>> start Data for processing

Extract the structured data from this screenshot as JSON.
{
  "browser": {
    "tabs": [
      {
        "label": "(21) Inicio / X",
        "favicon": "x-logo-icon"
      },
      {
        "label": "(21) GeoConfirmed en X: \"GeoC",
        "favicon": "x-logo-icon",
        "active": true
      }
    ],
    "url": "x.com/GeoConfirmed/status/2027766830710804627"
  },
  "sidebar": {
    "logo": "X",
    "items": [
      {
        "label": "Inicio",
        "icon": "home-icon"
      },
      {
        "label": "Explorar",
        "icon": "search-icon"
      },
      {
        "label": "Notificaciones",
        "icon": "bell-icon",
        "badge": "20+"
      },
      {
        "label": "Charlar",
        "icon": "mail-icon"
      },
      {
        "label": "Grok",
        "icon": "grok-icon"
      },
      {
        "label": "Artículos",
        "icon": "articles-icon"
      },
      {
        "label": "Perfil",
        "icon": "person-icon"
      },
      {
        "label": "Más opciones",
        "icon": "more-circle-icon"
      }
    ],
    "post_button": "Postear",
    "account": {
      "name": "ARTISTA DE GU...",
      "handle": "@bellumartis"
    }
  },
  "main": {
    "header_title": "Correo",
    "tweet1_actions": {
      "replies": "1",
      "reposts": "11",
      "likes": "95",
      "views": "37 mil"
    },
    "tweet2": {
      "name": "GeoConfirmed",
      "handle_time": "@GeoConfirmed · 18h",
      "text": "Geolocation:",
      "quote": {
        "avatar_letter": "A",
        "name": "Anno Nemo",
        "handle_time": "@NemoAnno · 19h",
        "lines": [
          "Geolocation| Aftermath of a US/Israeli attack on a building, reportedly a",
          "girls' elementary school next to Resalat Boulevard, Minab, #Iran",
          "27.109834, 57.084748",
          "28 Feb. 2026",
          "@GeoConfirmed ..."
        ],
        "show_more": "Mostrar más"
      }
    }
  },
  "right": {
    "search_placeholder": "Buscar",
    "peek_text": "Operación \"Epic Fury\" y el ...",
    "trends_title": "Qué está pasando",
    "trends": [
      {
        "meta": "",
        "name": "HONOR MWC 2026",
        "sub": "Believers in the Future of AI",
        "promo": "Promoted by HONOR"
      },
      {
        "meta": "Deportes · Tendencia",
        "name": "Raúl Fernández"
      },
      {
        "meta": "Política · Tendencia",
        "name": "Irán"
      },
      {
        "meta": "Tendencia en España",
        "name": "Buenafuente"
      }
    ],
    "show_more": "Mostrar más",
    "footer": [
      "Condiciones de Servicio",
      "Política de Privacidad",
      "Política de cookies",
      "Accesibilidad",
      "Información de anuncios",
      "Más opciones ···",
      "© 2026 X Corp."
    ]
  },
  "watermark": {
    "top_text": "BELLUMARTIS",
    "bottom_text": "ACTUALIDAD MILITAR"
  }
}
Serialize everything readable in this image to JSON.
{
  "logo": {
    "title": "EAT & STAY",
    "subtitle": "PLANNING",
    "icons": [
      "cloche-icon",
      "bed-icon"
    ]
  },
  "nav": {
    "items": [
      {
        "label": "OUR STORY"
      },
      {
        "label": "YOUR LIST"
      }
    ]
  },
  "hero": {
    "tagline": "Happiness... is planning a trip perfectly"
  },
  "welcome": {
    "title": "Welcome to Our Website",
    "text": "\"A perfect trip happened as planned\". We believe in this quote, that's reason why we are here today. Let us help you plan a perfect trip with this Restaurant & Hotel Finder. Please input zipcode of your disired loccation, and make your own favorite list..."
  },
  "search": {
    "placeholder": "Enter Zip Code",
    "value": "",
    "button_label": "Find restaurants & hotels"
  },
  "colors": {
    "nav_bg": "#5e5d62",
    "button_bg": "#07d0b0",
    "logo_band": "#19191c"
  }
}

>> end Data for processing

■ Problem to solve
Reproduce the lines of the entries above exactly, but only from the line containing "Serialize everything readable" through the final line.

■ Full solution
Serialize everything readable in this image to JSON.
{
  "logo": {
    "title": "EAT & STAY",
    "subtitle": "PLANNING",
    "icons": [
      "cloche-icon",
      "bed-icon"
    ]
  },
  "nav": {
    "items": [
      {
        "label": "OUR STORY"
      },
      {
        "label": "YOUR LIST"
      }
    ]
  },
  "hero": {
    "tagline": "Happiness... is planning a trip perfectly"
  },
  "welcome": {
    "title": "Welcome to Our Website",
    "text": "\"A perfect trip happened as planned\". We believe in this quote, that's reason why we are here today. Let us help you plan a perfect trip with this Restaurant & Hotel Finder. Please input zipcode of your disired loccation, and make your own favorite list..."
  },
  "search": {
    "placeholder": "Enter Zip Code",
    "value": "",
    "button_label": "Find restaurants & hotels"
  },
  "colors": {
    "nav_bg": "#5e5d62",
    "button_bg": "#07d0b0",
    "logo_band": "#19191c"
  }
}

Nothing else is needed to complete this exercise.